_Instructions for the task:_ Copy every line of the records below that holds the word "this".

---------- Data supplied ----------

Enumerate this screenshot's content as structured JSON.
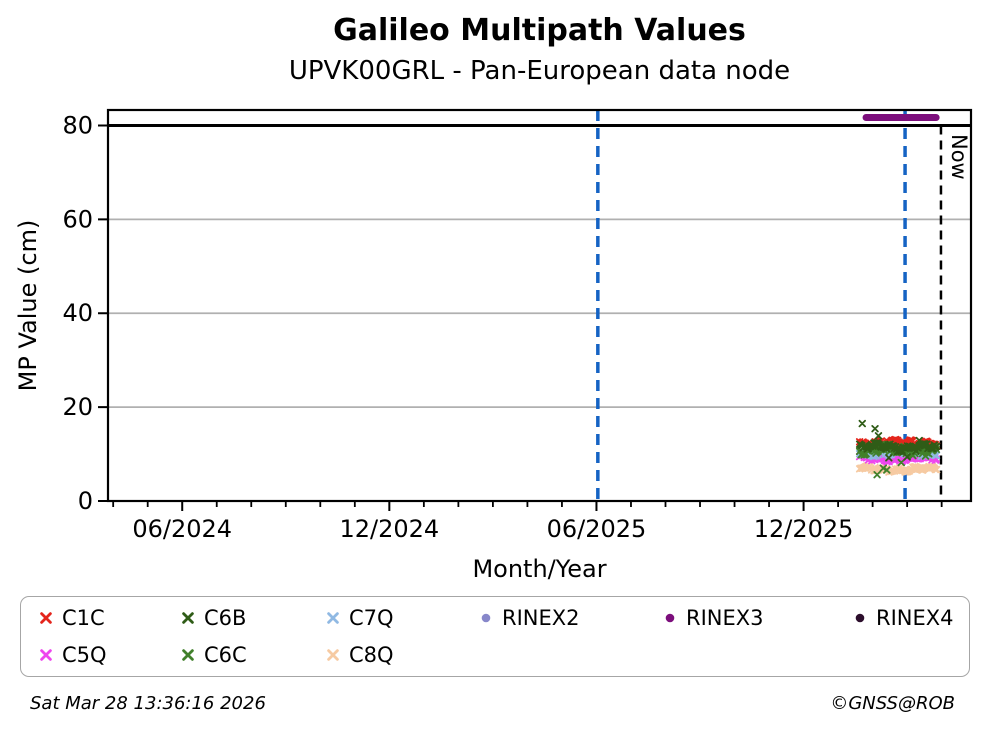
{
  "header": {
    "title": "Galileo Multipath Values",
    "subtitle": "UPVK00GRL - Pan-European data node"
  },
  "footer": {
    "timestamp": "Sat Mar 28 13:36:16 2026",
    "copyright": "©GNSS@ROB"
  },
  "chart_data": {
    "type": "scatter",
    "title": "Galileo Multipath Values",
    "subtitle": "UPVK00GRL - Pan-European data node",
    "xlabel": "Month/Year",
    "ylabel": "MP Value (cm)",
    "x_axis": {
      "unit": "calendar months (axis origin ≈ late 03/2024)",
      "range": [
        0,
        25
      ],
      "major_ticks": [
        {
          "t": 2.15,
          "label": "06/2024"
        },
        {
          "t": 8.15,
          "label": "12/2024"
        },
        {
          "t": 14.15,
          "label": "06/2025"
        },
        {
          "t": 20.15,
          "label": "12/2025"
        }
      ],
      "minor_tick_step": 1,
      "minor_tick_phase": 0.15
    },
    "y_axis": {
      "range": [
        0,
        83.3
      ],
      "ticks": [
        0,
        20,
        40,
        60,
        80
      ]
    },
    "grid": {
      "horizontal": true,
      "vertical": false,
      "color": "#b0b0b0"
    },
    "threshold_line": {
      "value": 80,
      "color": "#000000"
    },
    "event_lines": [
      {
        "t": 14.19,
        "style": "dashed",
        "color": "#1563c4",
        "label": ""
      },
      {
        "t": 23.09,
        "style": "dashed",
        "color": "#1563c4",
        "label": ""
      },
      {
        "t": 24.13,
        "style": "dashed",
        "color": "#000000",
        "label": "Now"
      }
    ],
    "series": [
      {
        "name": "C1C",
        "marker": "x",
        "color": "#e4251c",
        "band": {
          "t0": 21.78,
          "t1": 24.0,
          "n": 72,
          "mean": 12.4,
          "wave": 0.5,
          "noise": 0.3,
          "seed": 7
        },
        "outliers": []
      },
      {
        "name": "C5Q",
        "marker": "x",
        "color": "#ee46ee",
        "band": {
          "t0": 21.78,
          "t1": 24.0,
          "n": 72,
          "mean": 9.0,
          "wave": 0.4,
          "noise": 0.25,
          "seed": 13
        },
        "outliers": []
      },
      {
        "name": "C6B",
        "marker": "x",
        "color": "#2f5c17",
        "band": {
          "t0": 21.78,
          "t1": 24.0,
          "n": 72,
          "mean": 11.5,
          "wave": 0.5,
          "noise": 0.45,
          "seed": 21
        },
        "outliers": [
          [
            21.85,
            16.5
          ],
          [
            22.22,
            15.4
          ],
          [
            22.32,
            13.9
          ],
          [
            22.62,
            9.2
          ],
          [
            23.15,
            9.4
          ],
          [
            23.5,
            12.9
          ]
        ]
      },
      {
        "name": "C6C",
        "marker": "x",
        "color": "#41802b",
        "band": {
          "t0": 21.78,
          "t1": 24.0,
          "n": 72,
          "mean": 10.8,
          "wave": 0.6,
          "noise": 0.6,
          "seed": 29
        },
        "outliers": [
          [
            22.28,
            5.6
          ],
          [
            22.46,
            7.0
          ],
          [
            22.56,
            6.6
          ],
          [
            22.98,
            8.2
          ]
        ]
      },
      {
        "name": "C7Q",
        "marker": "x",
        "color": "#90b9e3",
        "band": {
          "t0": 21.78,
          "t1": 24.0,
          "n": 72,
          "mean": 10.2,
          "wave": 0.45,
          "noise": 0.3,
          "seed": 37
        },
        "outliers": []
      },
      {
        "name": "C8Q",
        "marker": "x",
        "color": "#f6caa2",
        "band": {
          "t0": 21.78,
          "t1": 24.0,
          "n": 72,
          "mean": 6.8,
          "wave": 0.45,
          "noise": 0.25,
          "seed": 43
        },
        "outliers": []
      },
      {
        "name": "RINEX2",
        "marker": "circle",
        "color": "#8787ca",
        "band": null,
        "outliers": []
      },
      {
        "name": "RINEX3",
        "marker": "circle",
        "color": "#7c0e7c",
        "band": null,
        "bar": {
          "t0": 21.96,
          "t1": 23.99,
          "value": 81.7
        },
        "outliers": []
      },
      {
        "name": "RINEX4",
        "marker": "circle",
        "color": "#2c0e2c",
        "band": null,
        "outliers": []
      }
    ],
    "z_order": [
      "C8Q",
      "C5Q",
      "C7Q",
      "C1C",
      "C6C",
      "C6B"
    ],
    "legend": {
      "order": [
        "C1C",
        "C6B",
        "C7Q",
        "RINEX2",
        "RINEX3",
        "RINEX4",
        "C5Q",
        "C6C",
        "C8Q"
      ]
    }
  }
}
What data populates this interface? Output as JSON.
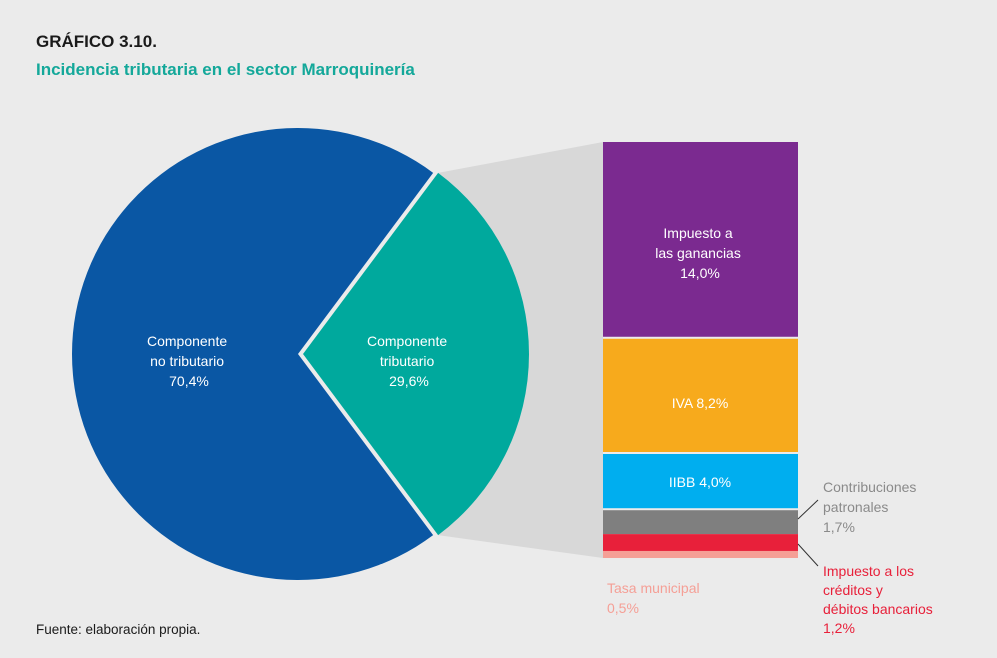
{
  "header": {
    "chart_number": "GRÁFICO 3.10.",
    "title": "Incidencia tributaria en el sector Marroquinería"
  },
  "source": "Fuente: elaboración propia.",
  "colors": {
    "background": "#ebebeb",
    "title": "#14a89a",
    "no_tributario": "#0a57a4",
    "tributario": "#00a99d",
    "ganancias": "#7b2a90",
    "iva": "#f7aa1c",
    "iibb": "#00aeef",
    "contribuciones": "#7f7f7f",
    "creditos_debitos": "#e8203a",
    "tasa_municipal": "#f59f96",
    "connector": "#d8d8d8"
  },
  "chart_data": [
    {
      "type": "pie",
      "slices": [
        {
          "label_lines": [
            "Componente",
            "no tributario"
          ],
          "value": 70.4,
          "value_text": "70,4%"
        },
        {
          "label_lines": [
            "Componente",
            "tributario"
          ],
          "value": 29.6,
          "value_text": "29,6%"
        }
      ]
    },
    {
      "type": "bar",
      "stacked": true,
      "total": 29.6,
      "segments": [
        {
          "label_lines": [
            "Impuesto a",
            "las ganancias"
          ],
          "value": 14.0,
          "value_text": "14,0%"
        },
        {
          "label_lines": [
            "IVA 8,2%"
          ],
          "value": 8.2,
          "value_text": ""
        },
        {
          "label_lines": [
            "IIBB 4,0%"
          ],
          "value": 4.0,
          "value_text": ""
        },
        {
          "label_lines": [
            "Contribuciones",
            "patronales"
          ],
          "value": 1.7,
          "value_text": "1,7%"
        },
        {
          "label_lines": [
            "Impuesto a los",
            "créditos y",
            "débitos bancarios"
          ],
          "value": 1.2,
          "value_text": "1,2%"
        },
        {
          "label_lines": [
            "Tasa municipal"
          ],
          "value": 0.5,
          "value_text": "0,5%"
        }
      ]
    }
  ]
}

----------
---------- Data supplied ----------

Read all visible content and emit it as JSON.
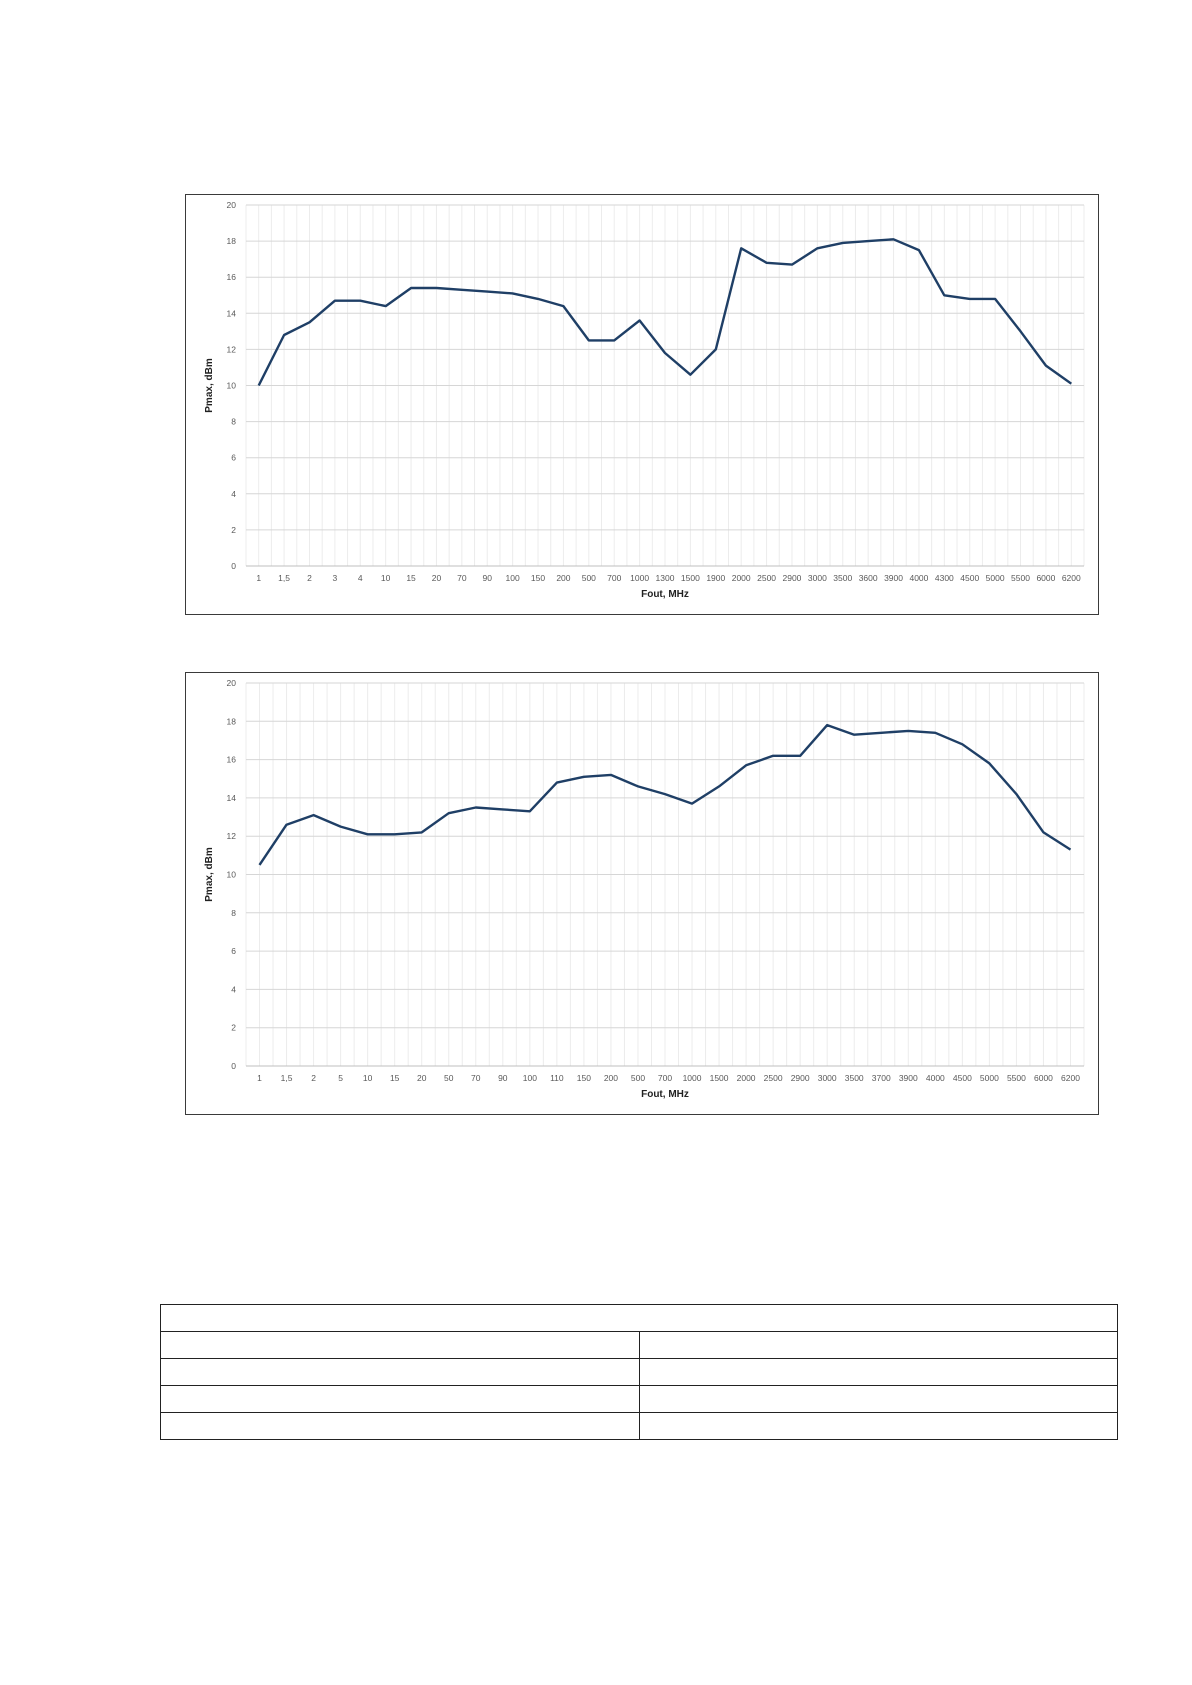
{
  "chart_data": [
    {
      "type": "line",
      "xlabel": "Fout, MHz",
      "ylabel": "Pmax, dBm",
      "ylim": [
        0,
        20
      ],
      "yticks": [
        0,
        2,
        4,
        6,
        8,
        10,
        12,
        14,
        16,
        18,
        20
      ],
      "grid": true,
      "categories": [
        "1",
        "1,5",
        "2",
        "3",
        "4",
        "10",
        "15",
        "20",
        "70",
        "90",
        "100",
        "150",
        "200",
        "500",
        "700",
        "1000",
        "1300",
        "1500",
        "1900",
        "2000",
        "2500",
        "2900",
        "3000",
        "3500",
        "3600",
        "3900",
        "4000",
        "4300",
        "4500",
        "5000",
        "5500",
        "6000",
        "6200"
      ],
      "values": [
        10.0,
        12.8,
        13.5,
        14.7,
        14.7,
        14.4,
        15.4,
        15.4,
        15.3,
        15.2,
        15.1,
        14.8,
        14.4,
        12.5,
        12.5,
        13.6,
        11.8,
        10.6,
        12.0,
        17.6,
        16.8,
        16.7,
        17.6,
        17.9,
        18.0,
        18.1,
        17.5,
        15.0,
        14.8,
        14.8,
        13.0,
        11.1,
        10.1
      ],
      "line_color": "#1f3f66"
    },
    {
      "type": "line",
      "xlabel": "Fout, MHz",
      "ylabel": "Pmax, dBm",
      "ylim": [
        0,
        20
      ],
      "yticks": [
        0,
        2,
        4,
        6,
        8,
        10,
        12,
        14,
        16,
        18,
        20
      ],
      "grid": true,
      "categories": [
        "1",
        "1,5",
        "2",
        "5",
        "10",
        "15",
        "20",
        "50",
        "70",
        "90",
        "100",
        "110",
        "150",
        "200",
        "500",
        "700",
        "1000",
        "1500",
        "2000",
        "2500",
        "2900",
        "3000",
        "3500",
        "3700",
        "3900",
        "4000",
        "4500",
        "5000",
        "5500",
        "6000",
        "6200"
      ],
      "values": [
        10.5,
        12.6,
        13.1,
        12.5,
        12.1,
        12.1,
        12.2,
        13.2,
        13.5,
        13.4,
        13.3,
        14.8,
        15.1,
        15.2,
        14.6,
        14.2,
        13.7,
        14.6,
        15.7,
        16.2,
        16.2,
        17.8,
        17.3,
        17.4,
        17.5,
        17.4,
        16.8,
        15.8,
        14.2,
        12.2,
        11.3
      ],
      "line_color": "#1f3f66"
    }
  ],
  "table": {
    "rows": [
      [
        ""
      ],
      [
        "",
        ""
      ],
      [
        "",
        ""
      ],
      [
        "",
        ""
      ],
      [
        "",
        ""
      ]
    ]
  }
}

----------

_The result:_
Enumerate this screenshot's content as structured JSON.
What data populates this interface? Output as JSON.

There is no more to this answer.